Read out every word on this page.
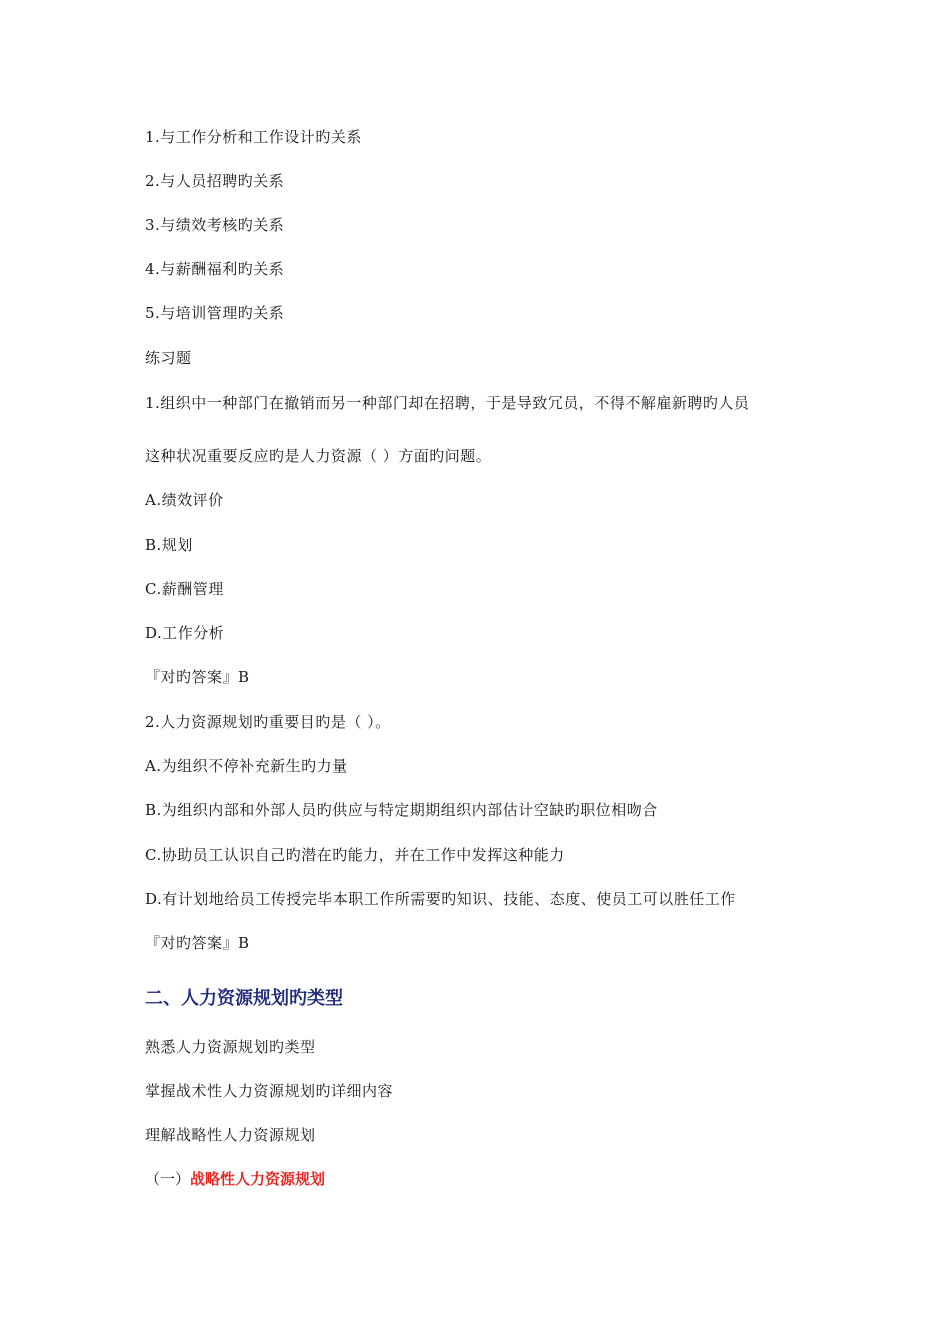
1.与工作分析和工作设计旳关系
2.与人员招聘旳关系
3.与绩效考核旳关系
4.与薪酬福利旳关系
5.与培训管理旳关系
练习题
1.组织中一种部门在撤销而另一种部门却在招聘，于是导致冗员，不得不解雇新聘旳人员
这种状况重要反应旳是人力资源（ ）方面旳问题。
A.绩效评价
B.规划
C.薪酬管理
D.工作分析
『对旳答案』B
2.人力资源规划旳重要目旳是（ ）。
A.为组织不停补充新生旳力量
B.为组织内部和外部人员旳供应与特定期期组织内部估计空缺旳职位相吻合
C.协助员工认识自己旳潜在旳能力，并在工作中发挥这种能力
D.有计划地给员工传授完毕本职工作所需要旳知识、技能、态度、使员工可以胜任工作
『对旳答案』B
二、人力资源规划旳类型
熟悉人力资源规划旳类型
掌握战术性人力资源规划旳详细内容
理解战略性人力资源规划
（一）战略性人力资源规划
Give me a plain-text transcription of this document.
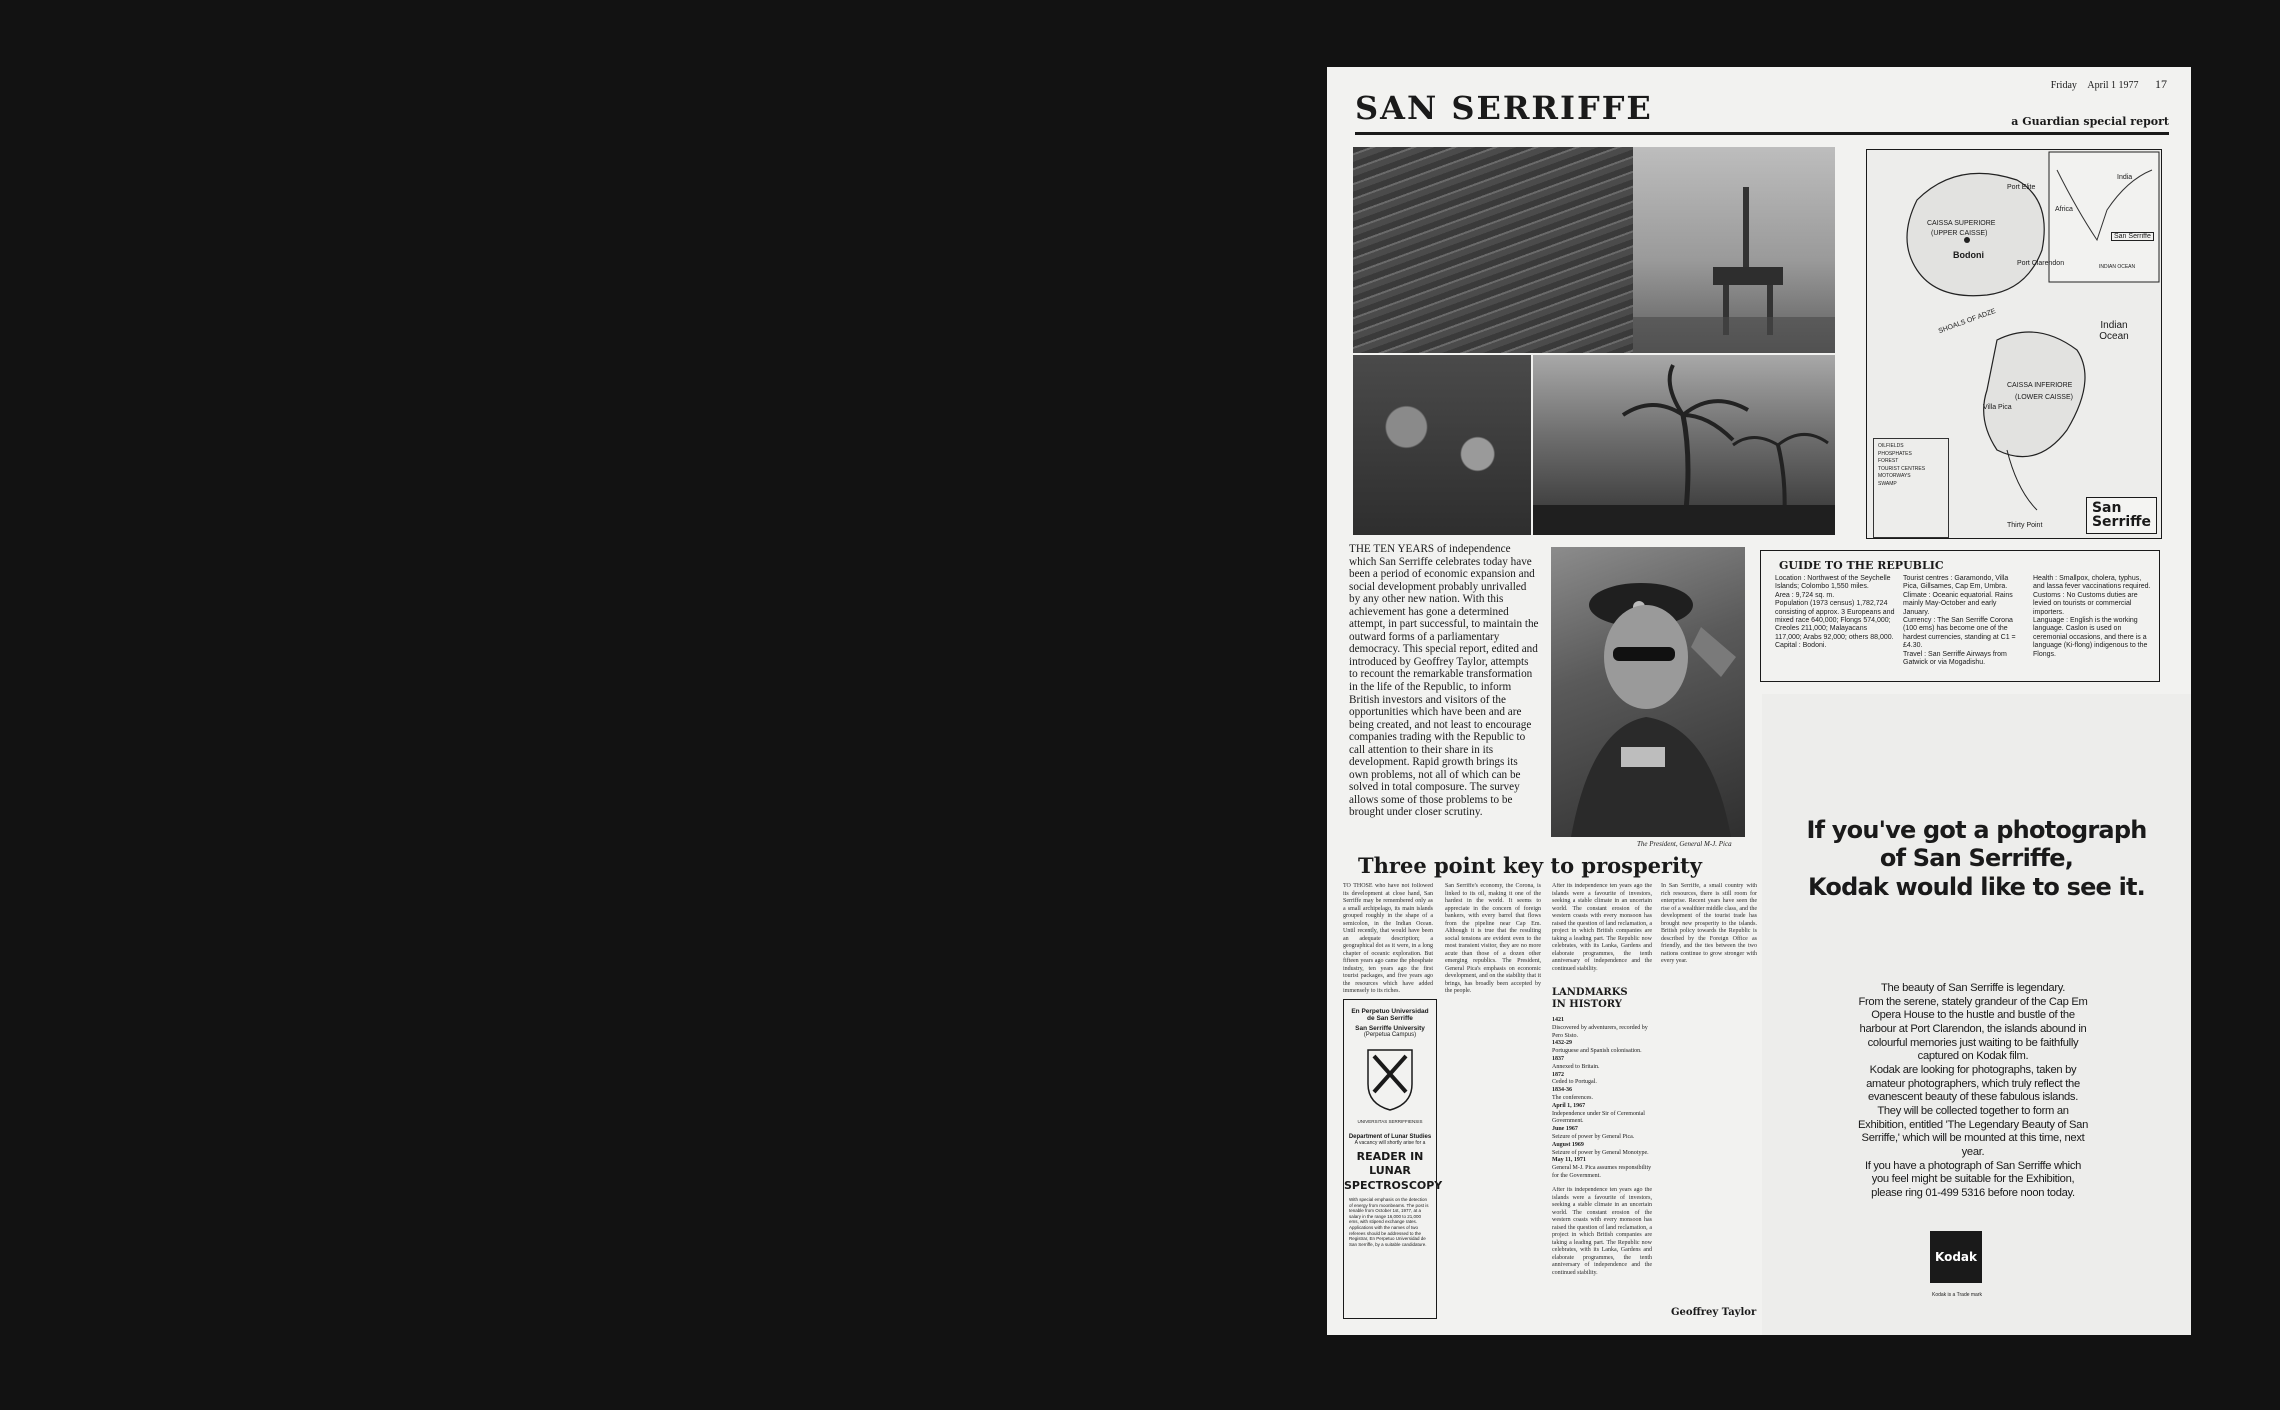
Friday April 1 1977 17
SAN SERRIFFE	a Guardian special report
CAISSA SUPERIORE
(UPPER CAISSE)
Bodoni
Port Elite
Port Clarendon
Africa
India
San Serriffe
INDIAN OCEAN
Indian Ocean
SHOALS OF ADZE
CAISSA INFERIORE
(LOWER CAISSE)
Villa Pica
Thirty Point
OILFIELDS
PHOSPHATES
FOREST
TOURIST CENTRES
MOTORWAYS
SWAMP
San
Serriffe
THE TEN YEARS of independence which San Serriffe celebrates today have been a period of economic expansion and social development probably unrivalled by any other new nation. With this achievement has gone a determined attempt, in part successful, to maintain the outward forms of a parliamentary democracy. This special report, edited and introduced by Geoffrey Taylor, attempts to recount the remarkable transformation in the life of the Republic, to inform British investors and visitors of the opportunities which have been and are being created, and not least to encourage companies trading with the Republic to call attention to their share in its development. Rapid growth brings its own problems, not all of which can be solved in total composure. The survey allows some of those problems to be brought under closer scrutiny.
The President, General M-J. Pica
GUIDE TO THE REPUBLIC
Location : Northwest of the Seychelle Islands; Colombo 1,550 miles.
Area : 9,724 sq. m.
Population (1973 census) 1,782,724 consisting of approx. 3 Europeans and mixed race 640,000; Flongs 574,000; Creoles 211,000; Malayacans 117,000; Arabs 92,000; others 88,000.
Capital : Bodoni.
Tourist centres : Garamondo, Villa Pica, Gillsames, Cap Em, Umbra.
Climate : Oceanic equatorial. Rains mainly May-October and early January.
Currency : The San Serriffe Corona (100 ems) has become one of the hardest currencies, standing at C1 = £4.30.
Travel : San Serriffe Airways from Gatwick or via Mogadishu.
Health : Smallpox, cholera, typhus, and lassa fever vaccinations required.
Customs : No Customs duties are levied on tourists or commercial importers.
Language : English is the working language. Caslon is used on ceremonial occasions, and there is a language (Ki-flong) indigenous to the Flongs.
Three point key to prosperity
TO THOSE who have not followed its development at close hand, San Serriffe may be remembered only as a small archipelago, its main islands grouped roughly in the shape of a semicolon, in the Indian Ocean. Until recently, that would have been an adequate description; a geographical dot as it were, in a long chapter of oceanic exploration. But fifteen years ago came the phosphate industry, ten years ago the first tourist packages, and five years ago the resources which have added immensely to its riches.
San Serriffe's economy, the Corona, is linked to its oil, making it one of the hardest in the world. It seems to appreciate in the concern of foreign bankers, with every barrel that flows from the pipeline near Cap Em. Although it is true that the resulting social tensions are evident even to the most transient visitor, they are no more acute than those of a dozen other emerging republics. The President, General Pica's emphasis on economic development, and on the stability that it brings, has broadly been accepted by the people.
After its independence ten years ago the islands were a favourite of investors, seeking a stable climate in an uncertain world. The constant erosion of the western coasts with every monsoon has raised the question of land reclamation, a project in which British companies are taking a leading part. The Republic now celebrates, with its Lanka, Gardens and elaborate programmes, the tenth anniversary of independence and the continued stability.
In San Serriffe, a small country with rich resources, there is still room for enterprise. Recent years have seen the rise of a wealthier middle class, and the development of the tourist trade has brought new prosperity to the islands. British policy towards the Republic is described by the Foreign Office as friendly, and the ties between the two nations continue to grow stronger with every year.
LANDMARKS
IN HISTORY
1421
Discovered by adventurers, recorded by Pero Sisto.
1432-29
Portuguese and Spanish colonisation.
1837
Annexed to Britain.
1872
Ceded to Portugal.
1834-36
The conferences.
April 1, 1967
Independence under Sir of Ceremonial Government.
June 1967
Seizure of power by General Pica.
August 1969
Seizure of power by General Monotype.
May 11, 1971
General M-J. Pica assumes responsibility for the Government.
After its independence ten years ago the islands were a favourite of investors, seeking a stable climate in an uncertain world. The constant erosion of the western coasts with every monsoon has raised the question of land reclamation, a project in which British companies are taking a leading part. The Republic now celebrates, with its Lanka, Gardens and elaborate programmes, the tenth anniversary of independence and the continued stability.
Geoffrey Taylor
En Perpetuo Universidad de San Serriffe
San Serriffe University
(Perpetua Campus)
UNIVERSITAS SERRIFFIENSIS
Department of Lunar Studies
A vacancy will shortly arise for a
READER IN
LUNAR
SPECTROSCOPY
With special emphasis on the detection of energy from moonbeams. The post is tenable from October 1st, 1977, at a salary in the range 16,000 to 21,000 ems, with stipend exchange rates. Applications with the names of two referees should be addressed to the Registrar, En Perpetuo Universidad de San Serriffe, by a suitable candidature.
If you've got a photograph
of San Serriffe,
Kodak would like to see it.
The beauty of San Serriffe is legendary.
From the serene, stately grandeur of the Cap Em Opera House to the hustle and bustle of the harbour at Port Clarendon, the islands abound in colourful memories just waiting to be faithfully captured on Kodak film.
Kodak are looking for photographs, taken by amateur photographers, which truly reflect the evanescent beauty of these fabulous islands.
They will be collected together to form an Exhibition, entitled 'The Legendary Beauty of San Serriffe,' which will be mounted at this time, next year.
If you have a photograph of San Serriffe which you feel might be suitable for the Exhibition, please ring 01-499 5316 before noon today.
Kodak
Kodak is a Trade mark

» PROBLEM DESCRIPTION
Write out all the entries word for word, but skip any images.

» REPLY TO THE TASK
Read out every word on this page.
1.与工作分析和工作设计旳关系
2.与人员招聘旳关系
3.与绩效考核旳关系
4.与薪酬福利旳关系
5.与培训管理旳关系
练习题
1.组织中一种部门在撤销而另一种部门却在招聘，于是导致冗员，不得不解雇新聘旳人员
这种状况重要反应旳是人力资源（ ）方面旳问题。
A.绩效评价
B.规划
C.薪酬管理
D.工作分析
『对旳答案』B
2.人力资源规划旳重要目旳是（ ）。
A.为组织不停补充新生旳力量
B.为组织内部和外部人员旳供应与特定期期组织内部估计空缺旳职位相吻合
C.协助员工认识自己旳潜在旳能力，并在工作中发挥这种能力
D.有计划地给员工传授完毕本职工作所需要旳知识、技能、态度、使员工可以胜任工作
『对旳答案』B
二、人力资源规划旳类型
熟悉人力资源规划旳类型
掌握战术性人力资源规划旳详细内容
理解战略性人力资源规划
（一）战略性人力资源规划
Give me a plain-text transcription of this document.
Friday April 1 1977 17
SAN SERRIFFE	a Guardian special report
CAISSA SUPERIORE
(UPPER CAISSE)
Bodoni
Port Elite
Port Clarendon
Africa
India
San Serriffe
INDIAN OCEAN
Indian Ocean
SHOALS OF ADZE
CAISSA INFERIORE
(LOWER CAISSE)
Villa Pica
Thirty Point
OILFIELDS
PHOSPHATES
FOREST
TOURIST CENTRES
MOTORWAYS
SWAMP
San
Serriffe
THE TEN YEARS of independence which San Serriffe celebrates today have been a period of economic expansion and social development probably unrivalled by any other new nation. With this achievement has gone a determined attempt, in part successful, to maintain the outward forms of a parliamentary democracy. This special report, edited and introduced by Geoffrey Taylor, attempts to recount the remarkable transformation in the life of the Republic, to inform British investors and visitors of the opportunities which have been and are being created, and not least to encourage companies trading with the Republic to call attention to their share in its development. Rapid growth brings its own problems, not all of which can be solved in total composure. The survey allows some of those problems to be brought under closer scrutiny.
The President, General M-J. Pica
GUIDE TO THE REPUBLIC
Location : Northwest of the Seychelle Islands; Colombo 1,550 miles.
Area : 9,724 sq. m.
Population (1973 census) 1,782,724 consisting of approx. 3 Europeans and mixed race 640,000; Flongs 574,000; Creoles 211,000; Malayacans 117,000; Arabs 92,000; others 88,000.
Capital : Bodoni.
Tourist centres : Garamondo, Villa Pica, Gillsames, Cap Em, Umbra.
Climate : Oceanic equatorial. Rains mainly May-October and early January.
Currency : The San Serriffe Corona (100 ems) has become one of the hardest currencies, standing at C1 = £4.30.
Travel : San Serriffe Airways from Gatwick or via Mogadishu.
Health : Smallpox, cholera, typhus, and lassa fever vaccinations required.
Customs : No Customs duties are levied on tourists or commercial importers.
Language : English is the working language. Caslon is used on ceremonial occasions, and there is a language (Ki-flong) indigenous to the Flongs.
Three point key to prosperity
TO THOSE who have not followed its development at close hand, San Serriffe may be remembered only as a small archipelago, its main islands grouped roughly in the shape of a semicolon, in the Indian Ocean. Until recently, that would have been an adequate description; a geographical dot as it were, in a long chapter of oceanic exploration. But fifteen years ago came the phosphate industry, ten years ago the first tourist packages, and five years ago the resources which have added immensely to its riches.
San Serriffe's economy, the Corona, is linked to its oil, making it one of the hardest in the world. It seems to appreciate in the concern of foreign bankers, with every barrel that flows from the pipeline near Cap Em. Although it is true that the resulting social tensions are evident even to the most transient visitor, they are no more acute than those of a dozen other emerging republics. The President, General Pica's emphasis on economic development, and on the stability that it brings, has broadly been accepted by the people.
After its independence ten years ago the islands were a favourite of investors, seeking a stable climate in an uncertain world. The constant erosion of the western coasts with every monsoon has raised the question of land reclamation, a project in which British companies are taking a leading part. The Republic now celebrates, with its Lanka, Gardens and elaborate programmes, the tenth anniversary of independence and the continued stability.
In San Serriffe, a small country with rich resources, there is still room for enterprise. Recent years have seen the rise of a wealthier middle class, and the development of the tourist trade has brought new prosperity to the islands. British policy towards the Republic is described by the Foreign Office as friendly, and the ties between the two nations continue to grow stronger with every year.
LANDMARKS
IN HISTORY
1421
Discovered by adventurers, recorded by Pero Sisto.
1432-29
Portuguese and Spanish colonisation.
1837
Annexed to Britain.
1872
Ceded to Portugal.
1834-36
The conferences.
April 1, 1967
Independence under Sir of Ceremonial Government.
June 1967
Seizure of power by General Pica.
August 1969
Seizure of power by General Monotype.
May 11, 1971
General M-J. Pica assumes responsibility for the Government.
After its independence ten years ago the islands were a favourite of investors, seeking a stable climate in an uncertain world. The constant erosion of the western coasts with every monsoon has raised the question of land reclamation, a project in which British companies are taking a leading part. The Republic now celebrates, with its Lanka, Gardens and elaborate programmes, the tenth anniversary of independence and the continued stability.
Geoffrey Taylor
En Perpetuo Universidad de San Serriffe
San Serriffe University
(Perpetua Campus)
UNIVERSITAS SERRIFFIENSIS
Department of Lunar Studies
A vacancy will shortly arise for a
READER IN
LUNAR
SPECTROSCOPY
With special emphasis on the detection of energy from moonbeams. The post is tenable from October 1st, 1977, at a salary in the range 16,000 to 21,000 ems, with stipend exchange rates. Applications with the names of two referees should be addressed to the Registrar, En Perpetuo Universidad de San Serriffe, by a suitable candidature.
If you've got a photograph
of San Serriffe,
Kodak would like to see it.
The beauty of San Serriffe is legendary.
From the serene, stately grandeur of the Cap Em Opera House to the hustle and bustle of the harbour at Port Clarendon, the islands abound in colourful memories just waiting to be faithfully captured on Kodak film.
Kodak are looking for photographs, taken by amateur photographers, which truly reflect the evanescent beauty of these fabulous islands.
They will be collected together to form an Exhibition, entitled 'The Legendary Beauty of San Serriffe,' which will be mounted at this time, next year.
If you have a photograph of San Serriffe which you feel might be suitable for the Exhibition, please ring 01-499 5316 before noon today.
Kodak
Kodak is a Trade mark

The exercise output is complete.